#### PROVIDED DATA
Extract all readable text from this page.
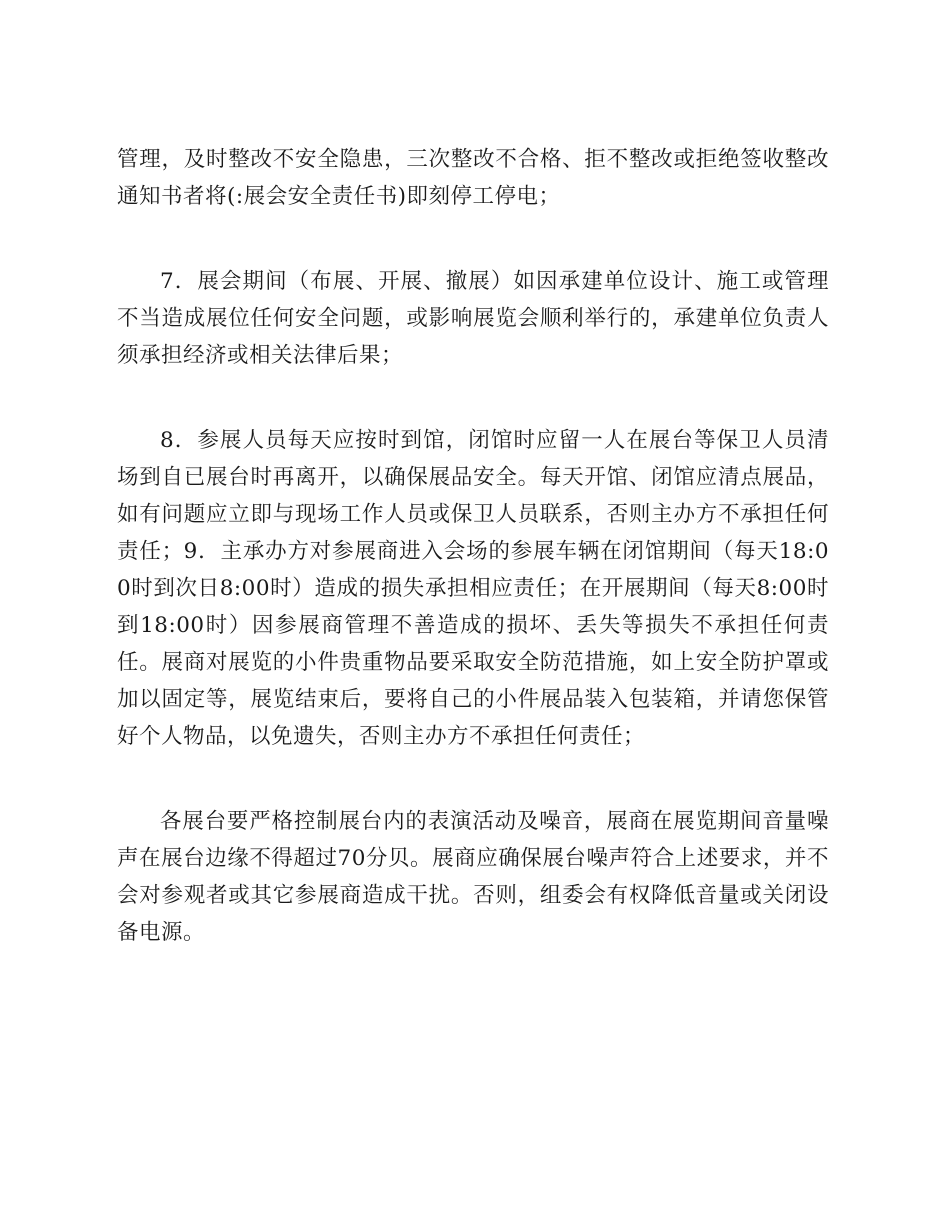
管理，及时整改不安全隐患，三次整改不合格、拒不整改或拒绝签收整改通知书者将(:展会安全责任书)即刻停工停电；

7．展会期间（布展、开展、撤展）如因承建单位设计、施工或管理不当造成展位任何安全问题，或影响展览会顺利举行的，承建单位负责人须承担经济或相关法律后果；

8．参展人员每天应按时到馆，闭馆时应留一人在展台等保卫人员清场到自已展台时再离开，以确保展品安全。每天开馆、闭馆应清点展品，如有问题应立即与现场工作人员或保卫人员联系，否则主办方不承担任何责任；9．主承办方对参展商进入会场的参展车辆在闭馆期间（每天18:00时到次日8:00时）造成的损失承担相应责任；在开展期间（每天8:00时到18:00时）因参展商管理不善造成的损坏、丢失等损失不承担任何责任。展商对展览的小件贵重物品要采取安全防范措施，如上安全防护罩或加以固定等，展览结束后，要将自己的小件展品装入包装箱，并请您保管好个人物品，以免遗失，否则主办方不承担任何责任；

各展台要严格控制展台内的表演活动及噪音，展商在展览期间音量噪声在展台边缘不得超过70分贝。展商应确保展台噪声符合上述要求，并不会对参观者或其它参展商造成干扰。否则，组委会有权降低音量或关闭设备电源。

#### WHAT YOU WILL DO
Quote all the records verbatim, dropping any pictures from your copy.

#### RESPONSE TO THE EXERCISE
Extract all readable text from this page.
管理，及时整改不安全隐患，三次整改不合格、拒不整改或拒绝签收整改通知书者将(:展会安全责任书)即刻停工停电；

7．展会期间（布展、开展、撤展）如因承建单位设计、施工或管理不当造成展位任何安全问题，或影响展览会顺利举行的，承建单位负责人须承担经济或相关法律后果；

8．参展人员每天应按时到馆，闭馆时应留一人在展台等保卫人员清场到自已展台时再离开，以确保展品安全。每天开馆、闭馆应清点展品，如有问题应立即与现场工作人员或保卫人员联系，否则主办方不承担任何责任；9．主承办方对参展商进入会场的参展车辆在闭馆期间（每天18:00时到次日8:00时）造成的损失承担相应责任；在开展期间（每天8:00时到18:00时）因参展商管理不善造成的损坏、丢失等损失不承担任何责任。展商对展览的小件贵重物品要采取安全防范措施，如上安全防护罩或加以固定等，展览结束后，要将自己的小件展品装入包装箱，并请您保管好个人物品，以免遗失，否则主办方不承担任何责任；

各展台要严格控制展台内的表演活动及噪音，展商在展览期间音量噪声在展台边缘不得超过70分贝。展商应确保展台噪声符合上述要求，并不会对参观者或其它参展商造成干扰。否则，组委会有权降低音量或关闭设备电源。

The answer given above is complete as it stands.